Provided records:
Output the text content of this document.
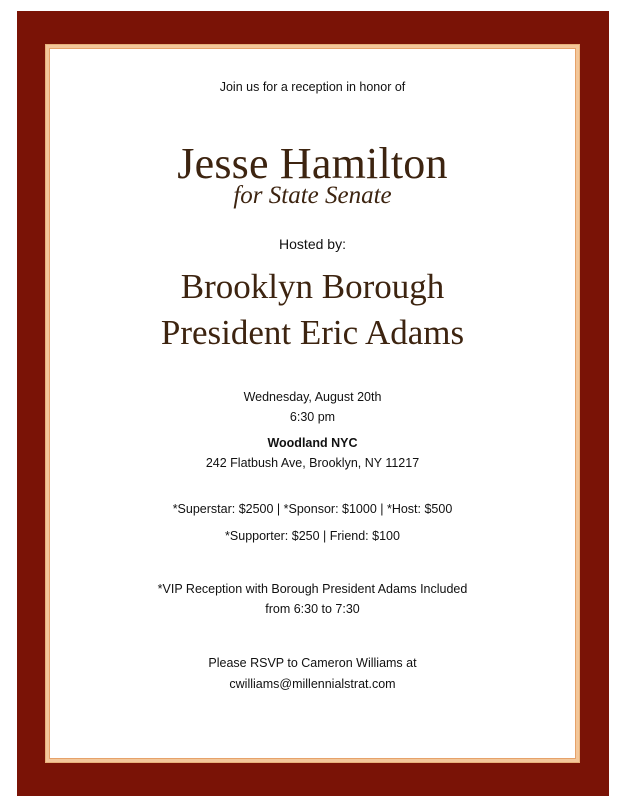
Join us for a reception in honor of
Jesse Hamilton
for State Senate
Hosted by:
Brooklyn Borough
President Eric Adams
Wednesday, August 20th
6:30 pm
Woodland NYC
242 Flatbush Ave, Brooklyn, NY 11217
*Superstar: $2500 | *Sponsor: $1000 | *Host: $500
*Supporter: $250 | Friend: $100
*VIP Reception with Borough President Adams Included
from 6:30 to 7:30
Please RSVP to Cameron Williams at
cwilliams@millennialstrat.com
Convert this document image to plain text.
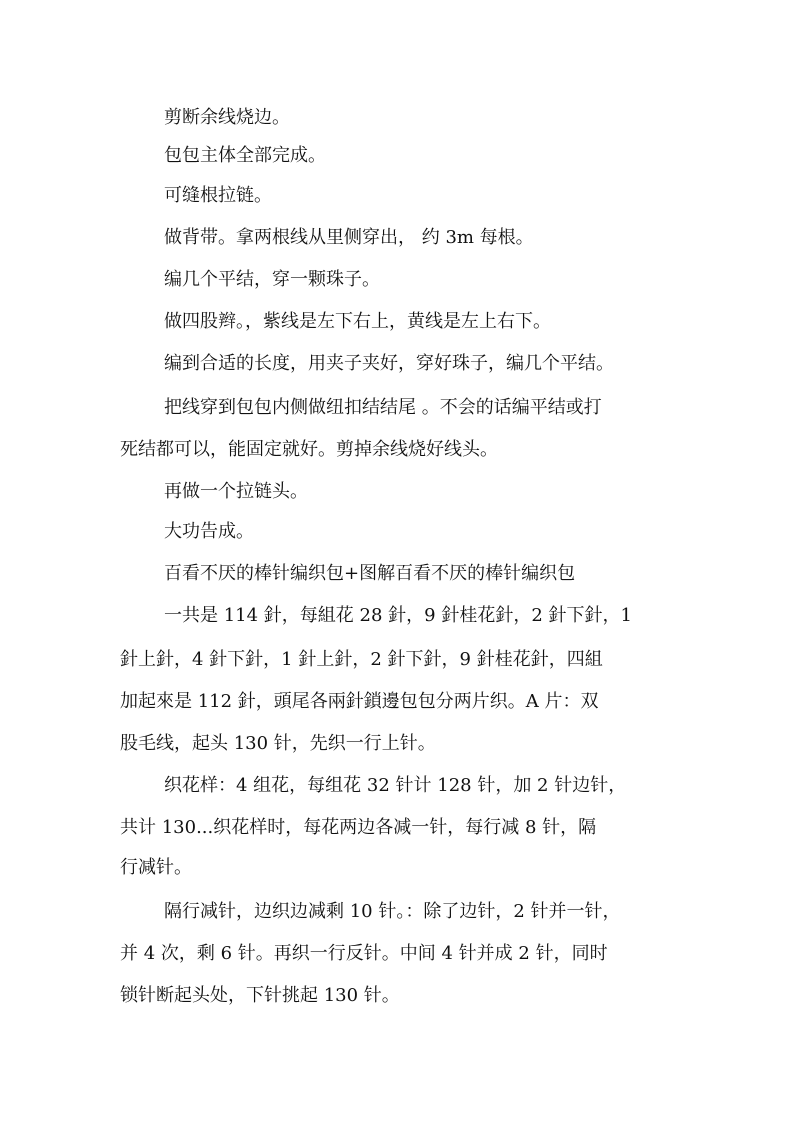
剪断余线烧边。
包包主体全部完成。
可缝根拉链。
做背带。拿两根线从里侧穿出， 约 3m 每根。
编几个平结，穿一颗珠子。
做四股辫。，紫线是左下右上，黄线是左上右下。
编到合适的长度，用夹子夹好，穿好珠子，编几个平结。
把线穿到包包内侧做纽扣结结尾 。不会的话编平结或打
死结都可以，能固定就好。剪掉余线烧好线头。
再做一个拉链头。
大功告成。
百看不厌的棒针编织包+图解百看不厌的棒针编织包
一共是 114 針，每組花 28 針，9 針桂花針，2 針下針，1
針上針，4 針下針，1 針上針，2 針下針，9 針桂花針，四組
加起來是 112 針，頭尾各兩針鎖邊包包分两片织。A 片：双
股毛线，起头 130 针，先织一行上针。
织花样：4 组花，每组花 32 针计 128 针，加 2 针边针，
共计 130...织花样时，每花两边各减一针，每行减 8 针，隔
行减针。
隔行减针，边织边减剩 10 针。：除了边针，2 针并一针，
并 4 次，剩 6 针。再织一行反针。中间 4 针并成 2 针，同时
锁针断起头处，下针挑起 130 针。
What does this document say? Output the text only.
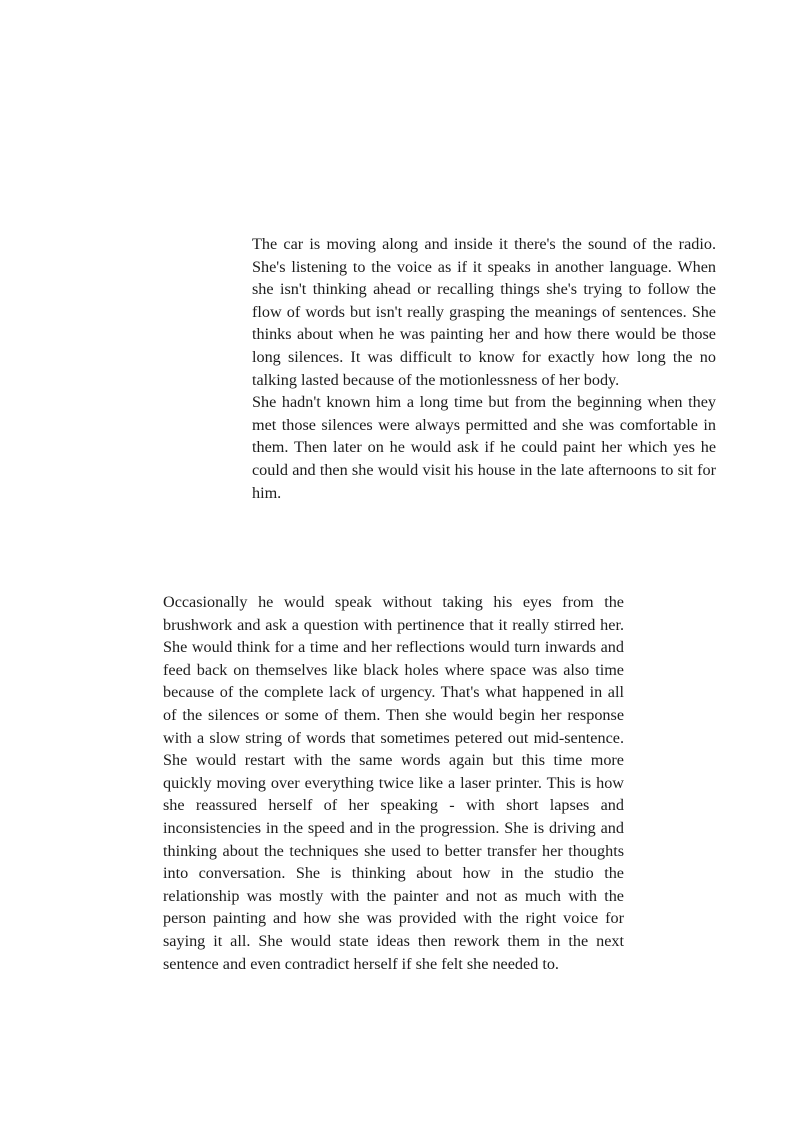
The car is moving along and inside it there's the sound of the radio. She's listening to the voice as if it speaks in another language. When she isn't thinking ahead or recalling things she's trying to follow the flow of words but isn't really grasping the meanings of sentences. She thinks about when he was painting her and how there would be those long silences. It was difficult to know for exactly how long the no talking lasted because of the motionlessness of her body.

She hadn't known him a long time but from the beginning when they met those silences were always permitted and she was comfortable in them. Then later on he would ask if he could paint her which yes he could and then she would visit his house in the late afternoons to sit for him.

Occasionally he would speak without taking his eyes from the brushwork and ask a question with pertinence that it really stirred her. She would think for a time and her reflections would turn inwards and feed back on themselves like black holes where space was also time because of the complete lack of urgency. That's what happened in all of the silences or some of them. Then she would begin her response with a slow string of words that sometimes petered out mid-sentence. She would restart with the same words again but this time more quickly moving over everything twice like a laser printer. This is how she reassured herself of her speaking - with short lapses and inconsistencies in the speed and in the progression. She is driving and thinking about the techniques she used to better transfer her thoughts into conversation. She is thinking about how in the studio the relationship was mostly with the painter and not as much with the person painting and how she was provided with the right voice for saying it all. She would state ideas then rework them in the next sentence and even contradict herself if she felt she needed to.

To be done:
Drop the images and repeat the data exactly.

Task result:
Output the text content of this document.
Join us for a reception in honor of
Jesse Hamilton
for State Senate
Hosted by:
Brooklyn Borough
President Eric Adams
Wednesday, August 20th
6:30 pm
Woodland NYC
242 Flatbush Ave, Brooklyn, NY 11217
*Superstar: $2500 | *Sponsor: $1000 | *Host: $500
*Supporter: $250 | Friend: $100
*VIP Reception with Borough President Adams Included
from 6:30 to 7:30
Please RSVP to Cameron Williams at
cwilliams@millennialstrat.com
Convert this document image to plain text.
剪断余线烧边。
包包主体全部完成。
可缝根拉链。
做背带。拿两根线从里侧穿出， 约 3m 每根。
编几个平结，穿一颗珠子。
做四股辫。，紫线是左下右上，黄线是左上右下。
编到合适的长度，用夹子夹好，穿好珠子，编几个平结。
把线穿到包包内侧做纽扣结结尾 。不会的话编平结或打
死结都可以，能固定就好。剪掉余线烧好线头。
再做一个拉链头。
大功告成。
百看不厌的棒针编织包+图解百看不厌的棒针编织包
一共是 114 針，每組花 28 針，9 針桂花針，2 針下針，1
針上針，4 針下針，1 針上針，2 針下針，9 針桂花針，四組
加起來是 112 針，頭尾各兩針鎖邊包包分两片织。A 片：双
股毛线，起头 130 针，先织一行上针。
织花样：4 组花，每组花 32 针计 128 针，加 2 针边针，
共计 130...织花样时，每花两边各减一针，每行减 8 针，隔
行减针。
隔行减针，边织边减剩 10 针。：除了边针，2 针并一针，
并 4 次，剩 6 针。再织一行反针。中间 4 针并成 2 针，同时
锁针断起头处，下针挑起 130 针。
What does this document say? Output the text only.
The car is moving along and inside it there's the sound of the radio. She's listening to the voice as if it speaks in another language. When she isn't thinking ahead or recalling things she's trying to follow the flow of words but isn't really grasping the meanings of sentences. She thinks about when he was painting her and how there would be those long silences. It was difficult to know for exactly how long the no talking lasted because of the motionlessness of her body.

She hadn't known him a long time but from the beginning when they met those silences were always permitted and she was comfortable in them. Then later on he would ask if he could paint her which yes he could and then she would visit his house in the late afternoons to sit for him.

Occasionally he would speak without taking his eyes from the brushwork and ask a question with pertinence that it really stirred her. She would think for a time and her reflections would turn inwards and feed back on themselves like black holes where space was also time because of the complete lack of urgency. That's what happened in all of the silences or some of them. Then she would begin her response with a slow string of words that sometimes petered out mid-sentence. She would restart with the same words again but this time more quickly moving over everything twice like a laser printer. This is how she reassured herself of her speaking - with short lapses and inconsistencies in the speed and in the progression. She is driving and thinking about the techniques she used to better transfer her thoughts into conversation. She is thinking about how in the studio the relationship was mostly with the painter and not as much with the person painting and how she was provided with the right voice for saying it all. She would state ideas then rework them in the next sentence and even contradict herself if she felt she needed to.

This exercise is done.